→ Quoted text:
==============================
Jesus Before Pilate

Who was the real Pontius Pilate?

walters-brabant

The iconic scene of Pilate washing his hands is based on the Gospel of Matthew (27:24): “[Pilate] took some water and washed his hands before the crowd, saying, ‘I am innocent of this man’s blood; see to it yourselves.’” This representation comes from a late medieval prayer book produced, most likely, in Brabant. Photo: Walters Manuscript W.164, fol. 33v.

Pontius Pilate is a conflicted figure. He appears in the New Testament in a single story, but it’s a big one: the passion and death of Jesus. One may ask: Is the Pilate of Christian tradition the real Pontius Pilate, the historical Pontius Pilate?

Readers of the Bible are presented Pilate early one morning, a day before the central Jewish festival of Passover. The chief Sadducean priests and the Pharisees—with the consent of the Temple council (Sanhedrin)—bring Jesus before Pilate, calling upon the Roman statesman to judge and punish the charismatic teacher, whom they arrested in Jerusalem the night before.

Here it is important to understand that while the Jewish leaders were granted a significant degree of local self-government by the Romans and were allowed to regulate the internal matters of their people, while also representing the religious authority among their nation, they lacked the jurisdiction to impose a death sentence, which is what they wanted for the itinerant rabbi from Galilee, as we are told. Only the highest representative of the occupying power—the Roman prefect over Judea, Pontius Pilate—wielded that authority.

So the Jewish leaders drag Jesus before Pilate and try to make their case by piling accusations and pressing Pilate to act, say the Gospels. Ultimately, Pilate succumbs: Using his executive powers, he sentences Jesus to death. Based on that alone, Pilate deserves to be considered the ultimate bad guy. Or does he?

In the free ebook Who Was Jesus? Exploring the History of Jesus’ Life, examine fundamental questions about Jesus of Nazareth. Where was he really born—Bethlehem or Nazareth? Did he marry? Is there evidence outside of the Bible that proves he actually walked the earth?
==============================
→ Problem set:
A - Please reproduce the passage on Pontius Pilate between "Readers of the" and "the night before.", inclusive.
B - Name every place mentioned in the passage on Pontius Pilate, listing each only once.
C - Carry on the passage about Pontius Pilate from the point where it stops.
The items that come next have no connection to the passage on Pontius Pilate.

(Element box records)
==============================
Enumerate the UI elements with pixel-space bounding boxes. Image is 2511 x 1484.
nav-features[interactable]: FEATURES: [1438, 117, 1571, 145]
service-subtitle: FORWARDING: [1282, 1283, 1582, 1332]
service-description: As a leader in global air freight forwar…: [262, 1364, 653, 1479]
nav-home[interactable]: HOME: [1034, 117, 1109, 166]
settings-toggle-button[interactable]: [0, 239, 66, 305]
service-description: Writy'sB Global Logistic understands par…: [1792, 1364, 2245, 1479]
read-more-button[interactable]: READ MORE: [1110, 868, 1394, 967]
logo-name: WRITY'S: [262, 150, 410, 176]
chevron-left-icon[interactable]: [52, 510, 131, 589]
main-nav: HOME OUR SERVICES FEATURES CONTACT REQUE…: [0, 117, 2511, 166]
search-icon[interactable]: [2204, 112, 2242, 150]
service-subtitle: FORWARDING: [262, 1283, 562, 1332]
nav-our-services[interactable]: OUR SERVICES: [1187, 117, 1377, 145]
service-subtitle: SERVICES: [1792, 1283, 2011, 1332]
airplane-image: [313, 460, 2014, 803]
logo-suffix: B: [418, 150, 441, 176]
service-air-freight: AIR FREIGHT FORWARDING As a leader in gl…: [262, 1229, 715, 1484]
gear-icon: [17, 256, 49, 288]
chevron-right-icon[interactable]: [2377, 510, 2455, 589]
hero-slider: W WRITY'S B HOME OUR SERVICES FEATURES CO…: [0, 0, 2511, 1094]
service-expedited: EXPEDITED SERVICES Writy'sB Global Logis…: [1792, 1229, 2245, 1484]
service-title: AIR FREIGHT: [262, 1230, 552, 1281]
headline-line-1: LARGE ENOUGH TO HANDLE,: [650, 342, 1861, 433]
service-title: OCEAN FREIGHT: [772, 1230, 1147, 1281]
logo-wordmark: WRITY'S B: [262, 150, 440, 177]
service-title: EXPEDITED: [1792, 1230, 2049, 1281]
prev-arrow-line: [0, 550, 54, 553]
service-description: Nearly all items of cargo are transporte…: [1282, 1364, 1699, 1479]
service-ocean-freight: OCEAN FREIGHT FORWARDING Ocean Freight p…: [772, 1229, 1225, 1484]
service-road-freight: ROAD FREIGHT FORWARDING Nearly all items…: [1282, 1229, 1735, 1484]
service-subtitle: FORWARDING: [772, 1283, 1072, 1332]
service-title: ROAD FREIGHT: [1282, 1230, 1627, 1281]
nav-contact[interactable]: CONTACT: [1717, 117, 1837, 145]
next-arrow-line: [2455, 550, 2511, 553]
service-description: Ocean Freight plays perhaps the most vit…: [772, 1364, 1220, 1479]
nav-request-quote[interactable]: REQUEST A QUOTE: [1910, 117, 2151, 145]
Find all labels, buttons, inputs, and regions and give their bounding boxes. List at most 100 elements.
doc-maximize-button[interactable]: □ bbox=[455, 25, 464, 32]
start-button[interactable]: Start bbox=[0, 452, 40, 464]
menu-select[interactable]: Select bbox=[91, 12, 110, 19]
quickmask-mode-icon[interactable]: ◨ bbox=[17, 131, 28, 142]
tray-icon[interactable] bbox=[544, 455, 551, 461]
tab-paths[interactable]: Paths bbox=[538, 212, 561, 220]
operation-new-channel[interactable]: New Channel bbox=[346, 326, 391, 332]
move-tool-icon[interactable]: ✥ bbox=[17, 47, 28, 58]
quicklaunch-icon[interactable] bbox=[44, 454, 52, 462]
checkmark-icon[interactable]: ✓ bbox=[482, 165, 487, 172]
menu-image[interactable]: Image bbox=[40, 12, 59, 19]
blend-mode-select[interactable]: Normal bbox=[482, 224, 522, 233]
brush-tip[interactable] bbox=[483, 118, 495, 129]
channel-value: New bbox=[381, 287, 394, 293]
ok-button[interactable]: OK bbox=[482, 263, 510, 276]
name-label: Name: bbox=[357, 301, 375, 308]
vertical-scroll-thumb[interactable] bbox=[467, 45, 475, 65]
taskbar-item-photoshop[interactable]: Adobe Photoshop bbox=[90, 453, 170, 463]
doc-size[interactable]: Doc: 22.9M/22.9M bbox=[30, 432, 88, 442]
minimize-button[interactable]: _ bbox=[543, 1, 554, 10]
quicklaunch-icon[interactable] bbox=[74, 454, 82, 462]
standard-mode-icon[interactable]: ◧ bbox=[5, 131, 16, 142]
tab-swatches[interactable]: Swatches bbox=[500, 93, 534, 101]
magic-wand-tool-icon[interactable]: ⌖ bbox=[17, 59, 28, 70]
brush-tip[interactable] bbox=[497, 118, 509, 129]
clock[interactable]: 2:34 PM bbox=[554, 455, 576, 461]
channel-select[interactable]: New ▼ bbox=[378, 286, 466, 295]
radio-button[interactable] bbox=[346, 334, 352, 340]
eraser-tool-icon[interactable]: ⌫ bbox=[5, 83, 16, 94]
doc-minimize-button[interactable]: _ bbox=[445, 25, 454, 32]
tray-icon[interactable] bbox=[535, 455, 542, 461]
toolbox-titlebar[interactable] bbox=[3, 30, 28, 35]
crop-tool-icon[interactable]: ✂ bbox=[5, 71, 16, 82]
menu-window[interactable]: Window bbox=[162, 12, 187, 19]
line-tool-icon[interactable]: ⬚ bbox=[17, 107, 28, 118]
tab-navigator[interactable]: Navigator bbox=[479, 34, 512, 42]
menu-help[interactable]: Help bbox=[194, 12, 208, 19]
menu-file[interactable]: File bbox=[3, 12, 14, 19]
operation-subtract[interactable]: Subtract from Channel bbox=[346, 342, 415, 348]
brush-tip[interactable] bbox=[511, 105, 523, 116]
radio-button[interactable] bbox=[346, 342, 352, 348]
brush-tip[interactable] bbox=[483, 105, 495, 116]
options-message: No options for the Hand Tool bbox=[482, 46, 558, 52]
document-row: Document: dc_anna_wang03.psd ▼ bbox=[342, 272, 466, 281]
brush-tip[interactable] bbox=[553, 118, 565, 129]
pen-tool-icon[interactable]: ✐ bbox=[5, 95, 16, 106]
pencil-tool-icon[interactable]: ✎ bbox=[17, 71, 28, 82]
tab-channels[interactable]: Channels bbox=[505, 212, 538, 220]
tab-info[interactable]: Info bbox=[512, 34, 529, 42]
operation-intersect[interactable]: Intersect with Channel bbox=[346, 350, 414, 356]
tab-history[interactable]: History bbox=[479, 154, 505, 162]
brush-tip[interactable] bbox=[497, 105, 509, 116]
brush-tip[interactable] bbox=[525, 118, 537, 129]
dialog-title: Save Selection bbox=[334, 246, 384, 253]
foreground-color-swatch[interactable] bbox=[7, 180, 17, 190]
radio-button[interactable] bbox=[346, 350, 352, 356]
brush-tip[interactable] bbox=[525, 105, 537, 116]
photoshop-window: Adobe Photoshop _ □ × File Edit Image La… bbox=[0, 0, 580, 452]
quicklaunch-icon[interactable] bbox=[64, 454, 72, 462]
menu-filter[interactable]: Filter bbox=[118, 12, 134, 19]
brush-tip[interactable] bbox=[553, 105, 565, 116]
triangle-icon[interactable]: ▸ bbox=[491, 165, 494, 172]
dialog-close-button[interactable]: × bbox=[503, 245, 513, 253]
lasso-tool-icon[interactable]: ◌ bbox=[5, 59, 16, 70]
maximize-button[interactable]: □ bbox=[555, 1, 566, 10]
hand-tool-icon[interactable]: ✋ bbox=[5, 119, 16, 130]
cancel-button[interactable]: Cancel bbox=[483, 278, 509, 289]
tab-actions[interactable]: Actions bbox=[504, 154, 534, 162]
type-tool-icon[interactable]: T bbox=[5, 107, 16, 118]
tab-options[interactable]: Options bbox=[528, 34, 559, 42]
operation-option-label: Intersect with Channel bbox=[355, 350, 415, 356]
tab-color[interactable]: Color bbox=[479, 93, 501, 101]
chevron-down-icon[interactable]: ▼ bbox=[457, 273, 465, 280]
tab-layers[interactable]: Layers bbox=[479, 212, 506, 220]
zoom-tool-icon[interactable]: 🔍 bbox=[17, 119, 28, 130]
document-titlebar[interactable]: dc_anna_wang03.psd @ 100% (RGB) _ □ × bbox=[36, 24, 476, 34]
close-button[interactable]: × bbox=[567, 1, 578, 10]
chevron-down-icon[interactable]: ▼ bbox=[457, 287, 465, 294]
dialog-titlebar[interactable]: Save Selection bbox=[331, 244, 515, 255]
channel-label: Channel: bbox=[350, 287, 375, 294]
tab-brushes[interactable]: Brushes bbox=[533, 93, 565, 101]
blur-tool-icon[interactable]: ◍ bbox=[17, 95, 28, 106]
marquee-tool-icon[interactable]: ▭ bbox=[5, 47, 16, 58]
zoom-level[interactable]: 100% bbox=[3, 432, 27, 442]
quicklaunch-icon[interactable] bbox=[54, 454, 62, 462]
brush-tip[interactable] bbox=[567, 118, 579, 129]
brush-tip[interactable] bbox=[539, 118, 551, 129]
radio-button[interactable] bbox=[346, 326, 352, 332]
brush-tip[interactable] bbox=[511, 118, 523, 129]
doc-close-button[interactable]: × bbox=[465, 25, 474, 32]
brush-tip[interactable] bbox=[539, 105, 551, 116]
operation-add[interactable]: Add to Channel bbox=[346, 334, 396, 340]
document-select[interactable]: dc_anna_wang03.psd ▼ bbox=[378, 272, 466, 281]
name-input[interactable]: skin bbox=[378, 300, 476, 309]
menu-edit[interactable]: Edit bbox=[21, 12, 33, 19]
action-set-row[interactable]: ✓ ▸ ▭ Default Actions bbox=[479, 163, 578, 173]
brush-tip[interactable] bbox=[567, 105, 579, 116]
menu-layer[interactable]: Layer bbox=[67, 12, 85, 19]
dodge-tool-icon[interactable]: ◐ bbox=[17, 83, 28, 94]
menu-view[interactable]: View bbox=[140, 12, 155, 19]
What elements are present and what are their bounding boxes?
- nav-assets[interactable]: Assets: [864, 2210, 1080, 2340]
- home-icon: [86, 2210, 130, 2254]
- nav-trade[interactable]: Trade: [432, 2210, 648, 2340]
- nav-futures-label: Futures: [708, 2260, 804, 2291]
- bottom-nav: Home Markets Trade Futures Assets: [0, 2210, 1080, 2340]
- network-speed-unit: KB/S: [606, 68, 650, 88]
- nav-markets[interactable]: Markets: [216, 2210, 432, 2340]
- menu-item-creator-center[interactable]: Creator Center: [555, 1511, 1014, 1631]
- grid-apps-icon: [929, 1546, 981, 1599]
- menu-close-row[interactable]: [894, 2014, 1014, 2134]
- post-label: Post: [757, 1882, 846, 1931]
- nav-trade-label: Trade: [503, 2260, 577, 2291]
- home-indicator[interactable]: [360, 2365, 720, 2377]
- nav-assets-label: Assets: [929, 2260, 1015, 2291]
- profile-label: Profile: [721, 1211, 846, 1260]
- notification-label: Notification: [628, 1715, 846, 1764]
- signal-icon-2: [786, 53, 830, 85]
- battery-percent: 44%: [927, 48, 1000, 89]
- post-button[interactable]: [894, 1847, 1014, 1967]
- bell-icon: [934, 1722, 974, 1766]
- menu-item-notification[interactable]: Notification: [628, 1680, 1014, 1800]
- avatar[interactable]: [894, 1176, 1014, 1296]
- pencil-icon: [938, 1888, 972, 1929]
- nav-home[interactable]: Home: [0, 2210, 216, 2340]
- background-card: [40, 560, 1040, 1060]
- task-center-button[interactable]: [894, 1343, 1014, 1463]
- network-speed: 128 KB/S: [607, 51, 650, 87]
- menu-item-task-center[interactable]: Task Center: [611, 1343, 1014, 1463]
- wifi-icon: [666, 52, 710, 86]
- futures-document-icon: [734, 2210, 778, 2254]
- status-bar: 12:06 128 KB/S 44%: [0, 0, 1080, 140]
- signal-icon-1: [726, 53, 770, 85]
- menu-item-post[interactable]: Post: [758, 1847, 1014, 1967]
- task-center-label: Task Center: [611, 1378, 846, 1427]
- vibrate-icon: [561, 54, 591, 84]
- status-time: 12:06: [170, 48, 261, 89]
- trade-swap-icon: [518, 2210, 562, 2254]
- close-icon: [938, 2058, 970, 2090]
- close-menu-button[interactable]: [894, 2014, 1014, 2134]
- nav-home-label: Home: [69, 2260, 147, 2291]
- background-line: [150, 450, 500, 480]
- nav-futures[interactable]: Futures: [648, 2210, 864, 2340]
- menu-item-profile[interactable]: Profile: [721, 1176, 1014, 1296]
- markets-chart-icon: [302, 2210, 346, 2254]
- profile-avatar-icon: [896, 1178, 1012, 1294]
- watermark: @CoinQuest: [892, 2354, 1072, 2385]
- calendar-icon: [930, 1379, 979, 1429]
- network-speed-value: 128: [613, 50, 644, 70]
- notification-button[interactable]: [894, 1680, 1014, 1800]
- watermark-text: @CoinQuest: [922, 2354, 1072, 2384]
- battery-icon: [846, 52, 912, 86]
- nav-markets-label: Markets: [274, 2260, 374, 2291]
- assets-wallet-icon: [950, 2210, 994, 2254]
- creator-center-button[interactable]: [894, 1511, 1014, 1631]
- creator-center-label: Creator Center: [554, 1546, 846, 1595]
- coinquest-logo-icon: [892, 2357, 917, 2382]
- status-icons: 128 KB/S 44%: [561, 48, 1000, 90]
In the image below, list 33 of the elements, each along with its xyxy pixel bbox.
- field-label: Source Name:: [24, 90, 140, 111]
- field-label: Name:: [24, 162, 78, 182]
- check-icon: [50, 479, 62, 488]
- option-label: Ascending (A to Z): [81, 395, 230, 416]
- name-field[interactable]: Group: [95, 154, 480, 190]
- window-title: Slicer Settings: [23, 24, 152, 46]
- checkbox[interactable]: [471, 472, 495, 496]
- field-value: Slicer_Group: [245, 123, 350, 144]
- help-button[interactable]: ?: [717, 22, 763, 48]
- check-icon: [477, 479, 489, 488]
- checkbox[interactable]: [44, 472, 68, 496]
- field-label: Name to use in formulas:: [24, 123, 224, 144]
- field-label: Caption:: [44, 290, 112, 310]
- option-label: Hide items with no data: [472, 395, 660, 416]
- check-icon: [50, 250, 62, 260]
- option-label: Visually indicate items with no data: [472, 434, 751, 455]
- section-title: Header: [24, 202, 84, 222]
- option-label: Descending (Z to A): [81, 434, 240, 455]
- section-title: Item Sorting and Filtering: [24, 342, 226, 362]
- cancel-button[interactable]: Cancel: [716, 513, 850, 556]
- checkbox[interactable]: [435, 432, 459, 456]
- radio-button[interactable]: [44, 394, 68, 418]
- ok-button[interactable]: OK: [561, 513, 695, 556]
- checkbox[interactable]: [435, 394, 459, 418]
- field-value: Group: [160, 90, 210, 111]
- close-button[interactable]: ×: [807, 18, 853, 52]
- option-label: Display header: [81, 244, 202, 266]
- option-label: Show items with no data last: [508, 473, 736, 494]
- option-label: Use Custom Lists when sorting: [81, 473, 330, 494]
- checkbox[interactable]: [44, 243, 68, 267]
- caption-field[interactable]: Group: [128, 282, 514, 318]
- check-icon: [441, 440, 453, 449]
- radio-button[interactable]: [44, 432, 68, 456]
==============================
→ Replies:
A -
Readers of the Bible are presented Pilate early one morning, a day before the central Jewish festival of Passover. The chief Sadducean priests and the Pharisees—with the consent of the Temple council (Sanhedrin)—bring Jesus before Pilate, calling upon the Roman statesman to judge and punish the charismatic teacher, whom they arrested in Jerusalem the night before.

B - Brabant, Jerusalem, Judea, Galilee, Bethlehem, Nazareth

C -
trajan-column-rome

Ancient historians report that the Roman governor Pontius Pilate clashed with the Jewish population on several sensitive issues. One such conflict involved bringing to the holy city, Jerusalem, the military standards featuring the image of the emperor. Pictured here is a scene from Trajan’s Column in Rome (built 113 C.E.) showing praetorians carrying similar standards. Photo: Roger B. Ulrich.

Despite the fact that it was Pilate who sent Jesus to the humiliating and painful death on the cross, the Christian tradition is remarkably excusatory of Pontius Pilate—starting with the Gospel portrayal of Jesus before Pilate.

“I find no case against him,” says Pilate about Jesus in John 18:38. Mark 15:14–15 reads as follows: “Pilate asked them, ‘Why, what evil has he done?’ But they shouted all the more, ‘Crucify him!’ So Pilate, wishing to satisfy the crowd, released Barabbas for them; and after flogging Jesus, he handed him over to be crucified.” Matthew 27:24–25 even inserts a malediction reportedly pronounced by the people: “[Pilate] took some water and washed his hands before the crowd, saying, ‘I am innocent of this man’s blood; see to it yourselves.’ Then the people as a whole answered, ‘His blood be on us and on our children!’”

The Bible is no history book, no matter the proportion or accuracy of historical events it relates. In telling this particular story of Jesus before Pilate, the evangelists obviously did not intend to provide a transcript of the trial. To them the scene was an episode in a larger narrative: Jesus, the Son of God, came as the true Messiah, but his own people (the Jews) did not accept him. Instead, they conspired against him and had him killed. Pontius Pilate plays a rather compassionate role in this drama. He considers Jesus innocent and wants to release him, but has to ultimately yield to the Jewish leaders, realizing “that a riot was beginning” (Matthew 27:24).

This is what we know thus far from the Gospels. But do we know the real Pontius Pilate? Are there even any extra-Biblical sources to tell us about the historical Pontius Pilate, the governor of Roman Judea? What do the ancient historians and archaeological evidence have to say? And how does the picture painted in the New Testament compare to the real Pontius Pilate?

pilate-coin

Pilate’s dedication to promoting Roman religion in Judea is reflected in the coins he struck during his tenure. The mintages produced between 29 and 31 C.E. bore pagan symbols in the form of sacred vessels of the sort encountered in other parts of the Roman Empire. None of Pilate’s successors in Judea used these pagan cult symbols. This example here shows a simpulum, or a ritual ladle. It was the smallest coin in circulation, referred to in Mark 12:42 and Luke 21:2 as a lepton. Photo: Dr. Mark A. Staal Collection.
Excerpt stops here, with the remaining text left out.